> _Exercise prompt_:
Write out each line in which the string "question" is present.
---------- Available records
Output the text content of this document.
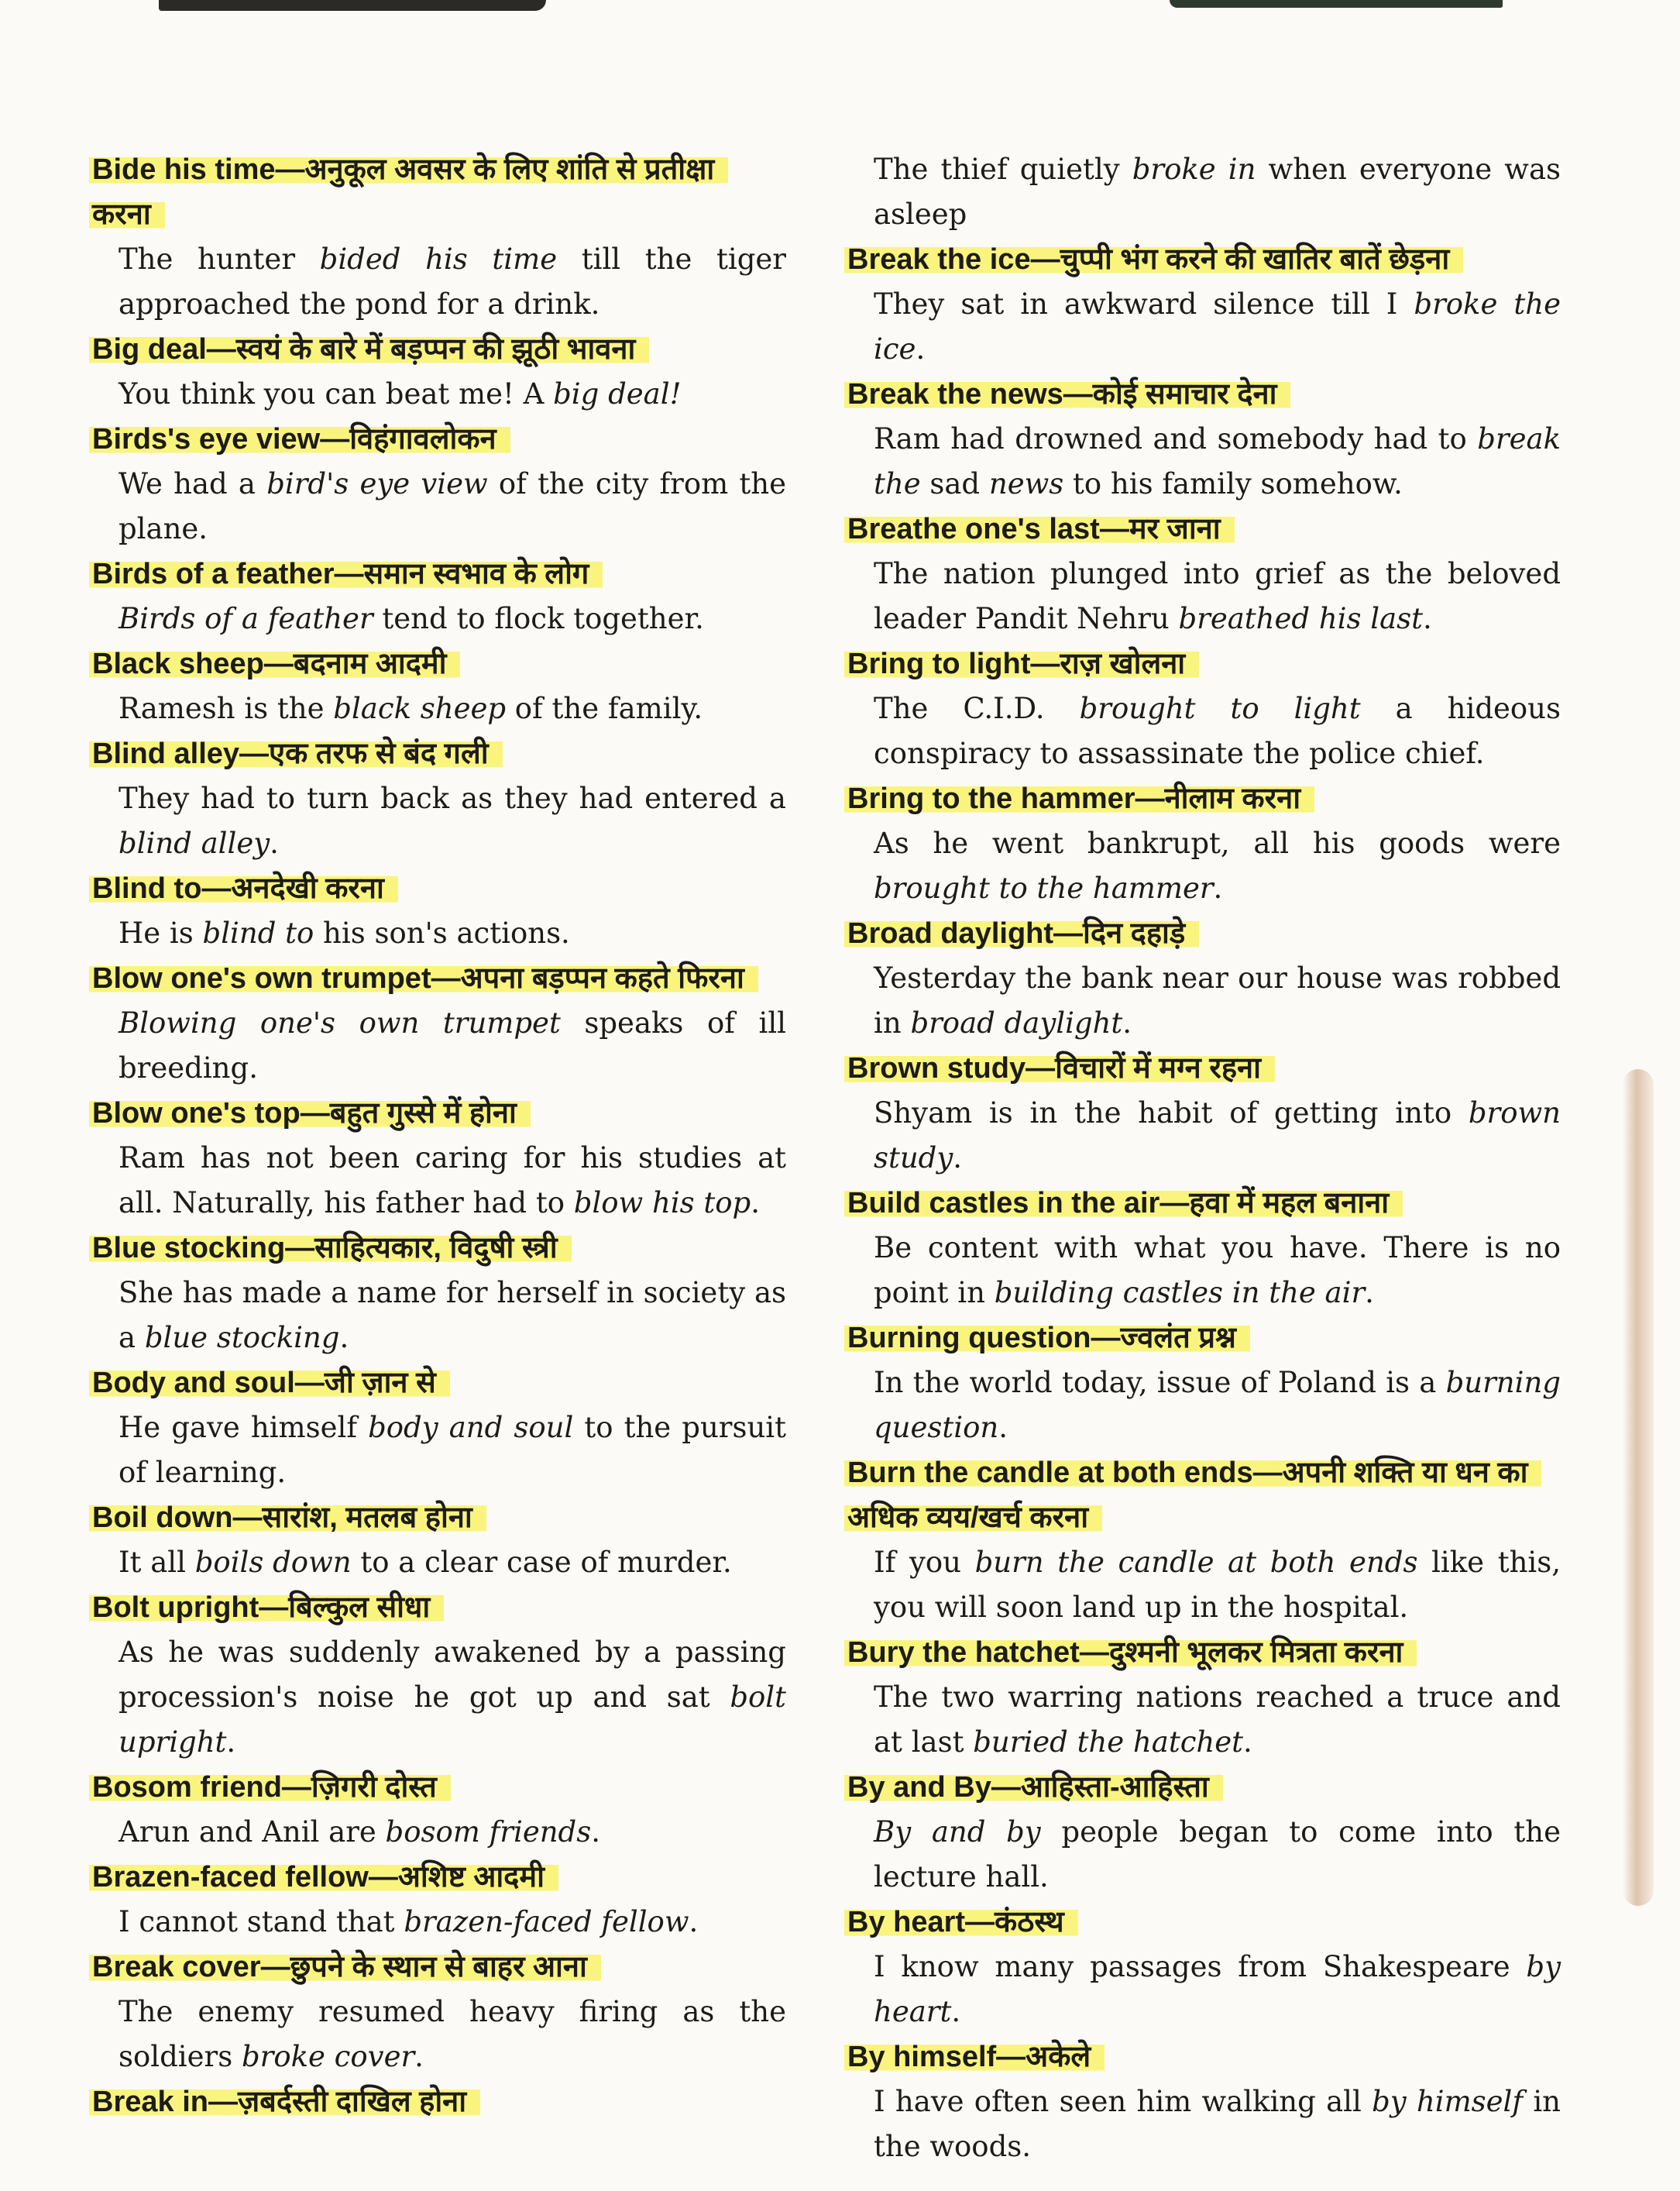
Bide his time—अनुकूल अवसर के लिए शांति से प्रतीक्षा करना

The hunter bided his time till the tiger approached the pond for a drink.

Big deal—स्वयं के बारे में बड़प्पन की झूठी भावना

You think you can beat me! A big deal!

Birds's eye view—विहंगावलोकन

We had a bird's eye view of the city from the plane.

Birds of a feather—समान स्वभाव के लोग

Birds of a feather tend to flock together.

Black sheep—बदनाम आदमी

Ramesh is the black sheep of the family.

Blind alley—एक तरफ से बंद गली

They had to turn back as they had entered a blind alley.

Blind to—अनदेखी करना

He is blind to his son's actions.

Blow one's own trumpet—अपना बड़प्पन कहते फिरना

Blowing one's own trumpet speaks of ill breeding.

Blow one's top—बहुत गुस्से में होना

Ram has not been caring for his studies at all. Naturally, his father had to blow his top.

Blue stocking—साहित्यकार, विदुषी स्त्री

She has made a name for herself in society as a blue stocking.

Body and soul—जी ज़ान से

He gave himself body and soul to the pursuit of learning.

Boil down—सारांश, मतलब होना

It all boils down to a clear case of murder.

Bolt upright—बिल्कुल सीधा

As he was suddenly awakened by a passing procession's noise he got up and sat bolt upright.

Bosom friend—ज़िगरी दोस्त

Arun and Anil are bosom friends.

Brazen-faced fellow—अशिष्ट आदमी

I cannot stand that brazen-faced fellow.

Break cover—छुपने के स्थान से बाहर आना

The enemy resumed heavy firing as the soldiers broke cover.

Break in—ज़बर्दस्ती दाखिल होना

The thief quietly broke in when everyone was asleep

Break the ice—चुप्पी भंग करने की खातिर बातें छेड़ना

They sat in awkward silence till I broke the ice.

Break the news—कोई समाचार देना

Ram had drowned and somebody had to break the sad news to his family somehow.

Breathe one's last—मर जाना

The nation plunged into grief as the beloved leader Pandit Nehru breathed his last.

Bring to light—राज़ खोलना

The C.I.D. brought to light a hideous conspiracy to assassinate the police chief.

Bring to the hammer—नीलाम करना

As he went bankrupt, all his goods were brought to the hammer.

Broad daylight—दिन दहाड़े

Yesterday the bank near our house was robbed in broad daylight.

Brown study—विचारों में मग्न रहना

Shyam is in the habit of getting into brown study.

Build castles in the air—हवा में महल बनाना

Be content with what you have. There is no point in building castles in the air.

Burning question—ज्वलंत प्रश्न

In the world today, issue of Poland is a burning question.

Burn the candle at both ends—अपनी शक्ति या धन का अधिक व्यय/खर्च करना

If you burn the candle at both ends like this, you will soon land up in the hospital.

Bury the hatchet—दुश्मनी भूलकर मित्रता करना

The two warring nations reached a truce and at last buried the hatchet.

By and By—आहिस्ता-आहिस्ता

By and by people began to come into the lecture hall.

By heart—कंठस्थ

I know many passages from Shakespeare by heart.

By himself—अकेले

I have often seen him walking all by himself in the woods.
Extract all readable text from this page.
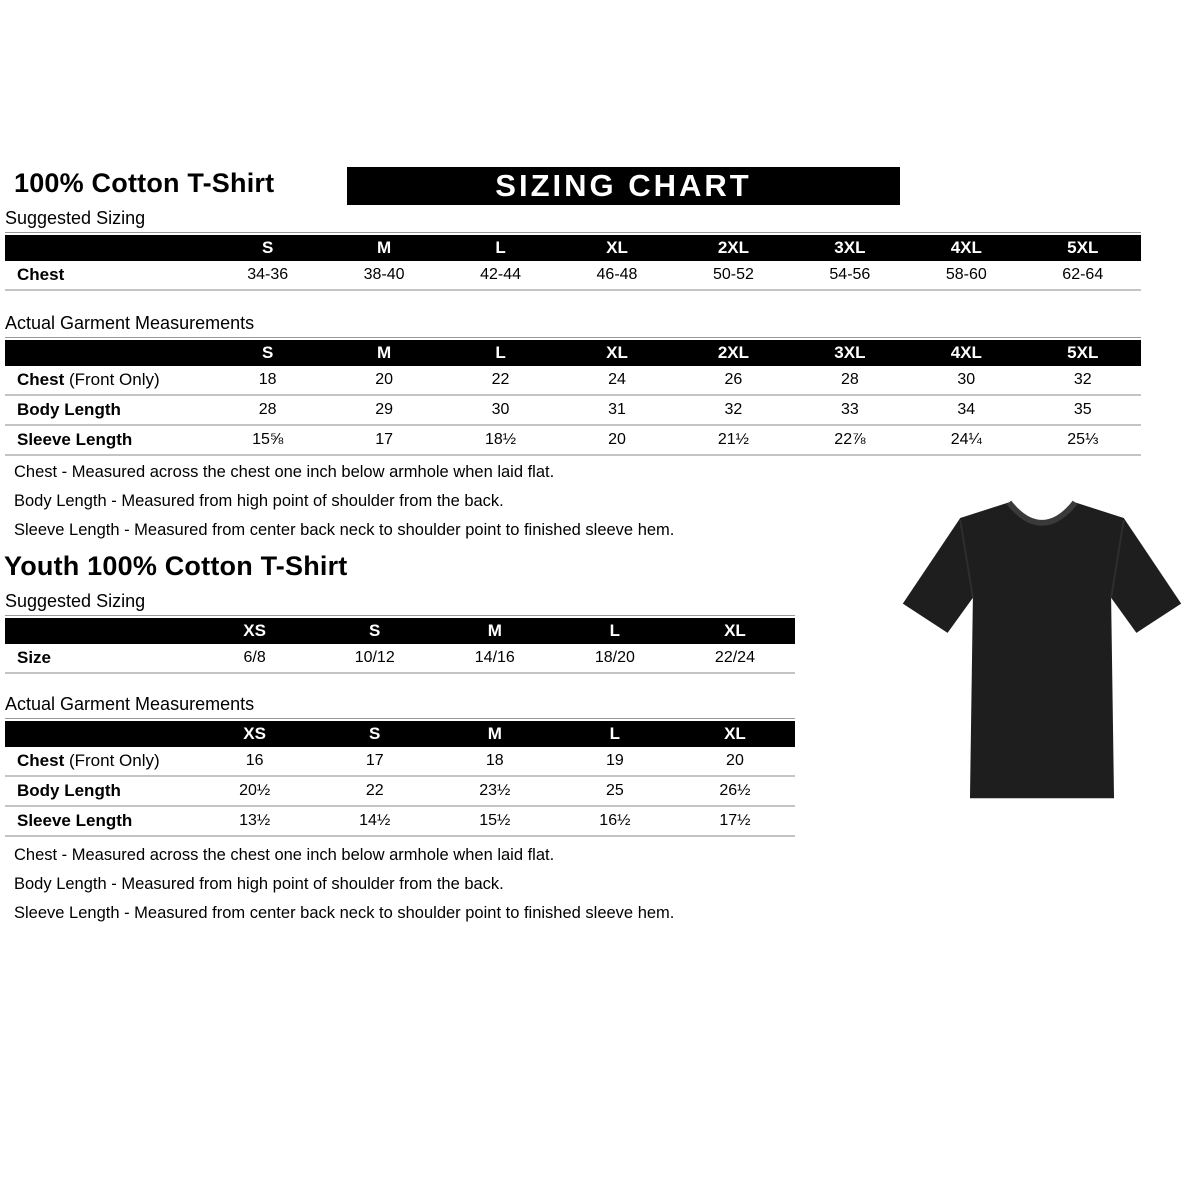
100% Cotton T-Shirt	SIZING CHART
Suggested Sizing
	S	M	L	XL	2XL	3XL	4XL	5XL
Chest	34-36	38-40	42-44	46-48	50-52	54-56	58-60	62-64
Actual Garment Measurements
	S	M	L	XL	2XL	3XL	4XL	5XL
Chest (Front Only)	18	20	22	24	26	28	30	32
Body Length	28	29	30	31	32	33	34	35
Sleeve Length	15⅝	17	18½	20	21½	22⅞	24¼	25⅓
Chest - Measured across the chest one inch below armhole when laid flat.
Body Length - Measured from high point of shoulder from the back.
Sleeve Length - Measured from center back neck to shoulder point to finished sleeve hem.
Youth 100% Cotton T-Shirt
Suggested Sizing
	XS	S	M	L	XL
Size	6/8	10/12	14/16	18/20	22/24
Actual Garment Measurements
	XS	S	M	L	XL
Chest (Front Only)	16	17	18	19	20
Body Length	20½	22	23½	25	26½
Sleeve Length	13½	14½	15½	16½	17½
Chest - Measured across the chest one inch below armhole when laid flat.
Body Length - Measured from high point of shoulder from the back.
Sleeve Length - Measured from center back neck to shoulder point to finished sleeve hem.
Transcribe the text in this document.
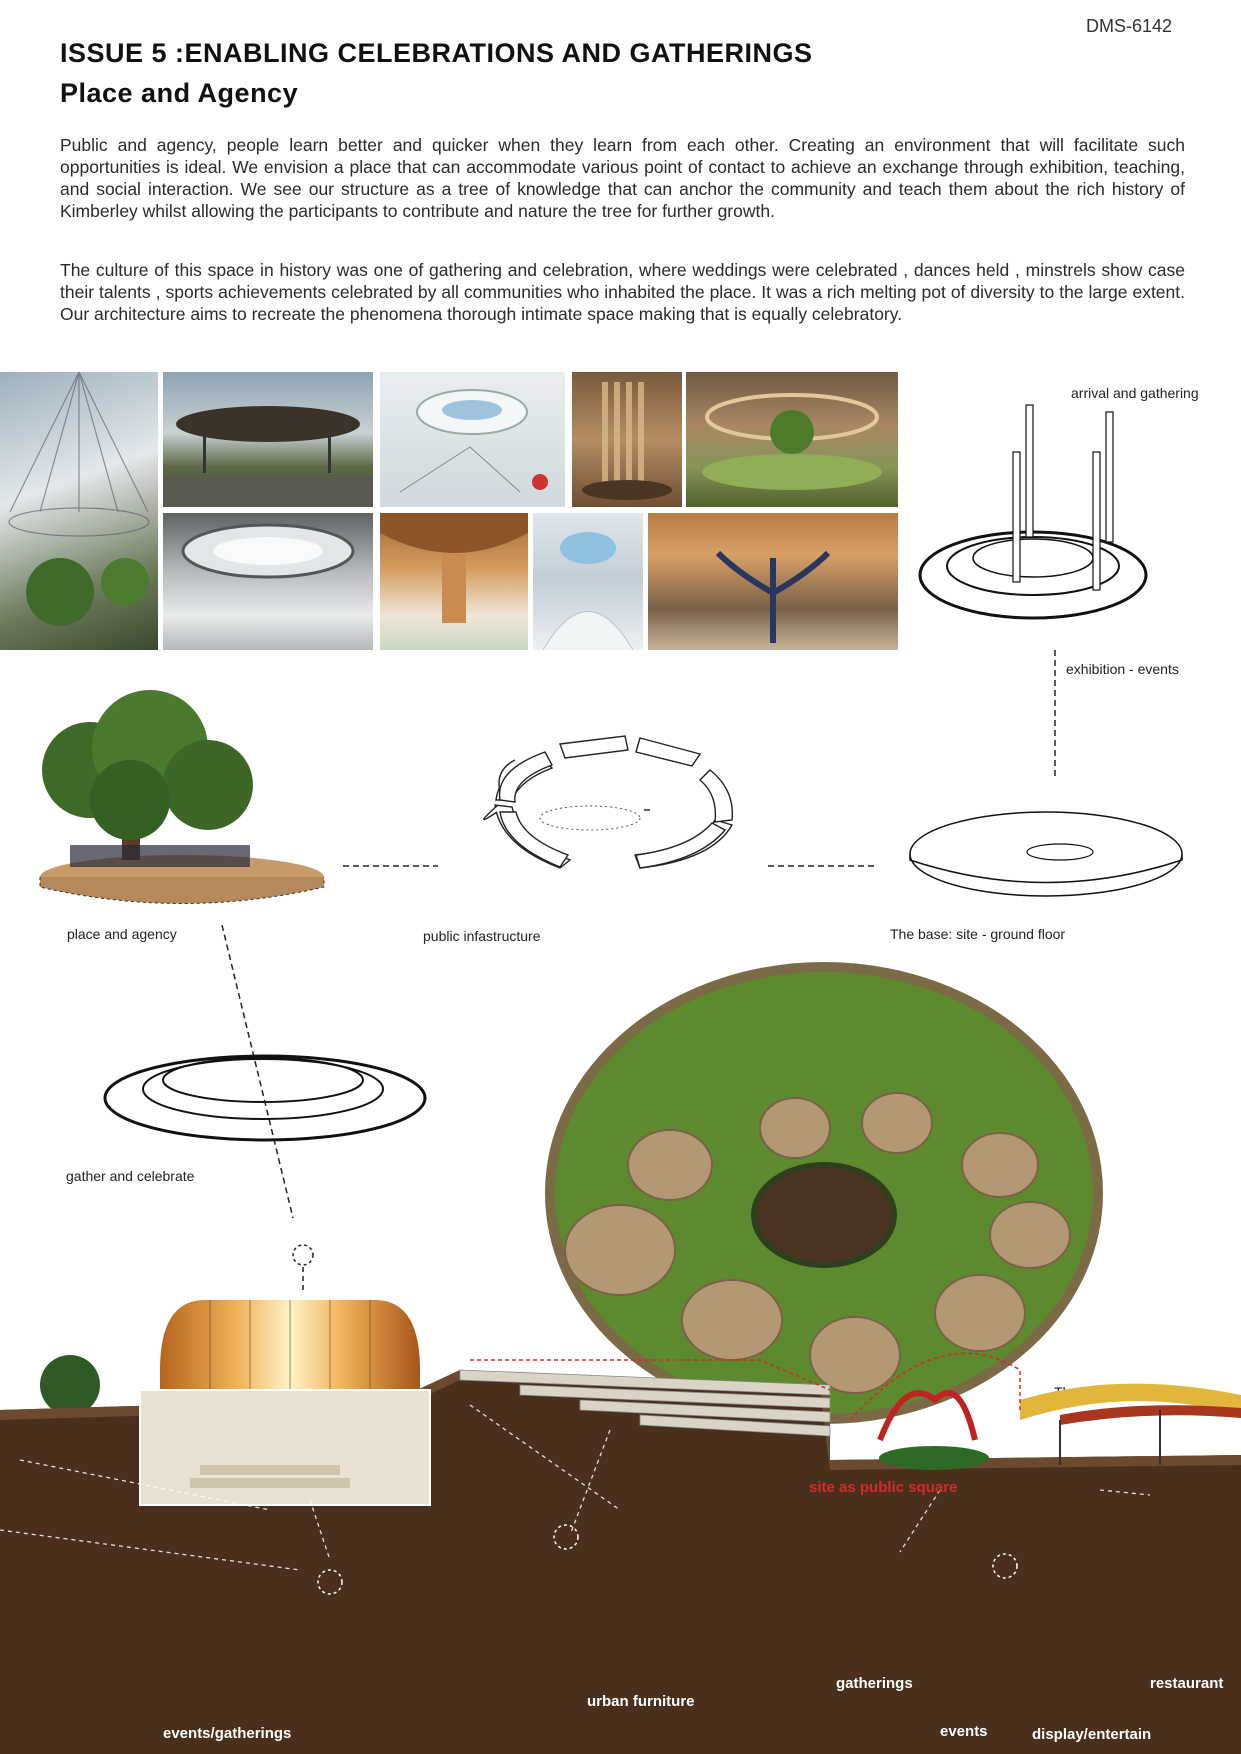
DMS-6142
ISSUE 5 :ENABLING CELEBRATIONS AND GATHERINGS
Place and Agency
Public and agency, people learn better and quicker when they learn from each other. Creating an environment that will facilitate such opportunities is ideal. We envision a place that can accommodate various point of contact to achieve an exchange through exhibition, teaching, and social interaction. We see our structure as a tree of knowledge that can anchor the community and teach them about the rich history of Kimberley whilst allowing the participants to contribute and nature the tree for further growth.
The culture of this space in history was one of gathering and celebration, where weddings were celebrated , dances held , minstrels show case their talents , sports achievements celebrated by all communities who inhabited the place. It was a rich melting pot of diversity to the large extent. Our architecture aims to recreate the phenomena thorough intimate space making that is equally celebratory.
arrival and gathering
exhibition - events
place and agency	public infastructure	The base: site - ground floor
gather and celebrate
site as public square
events/gatherings
urban furniture
gatherings	restaurant
events	display/entertain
--------------------
> _Solution for this exercise_:
Burning question—ज्वलंत प्रश्न
In the world today, issue of Poland is a burning question.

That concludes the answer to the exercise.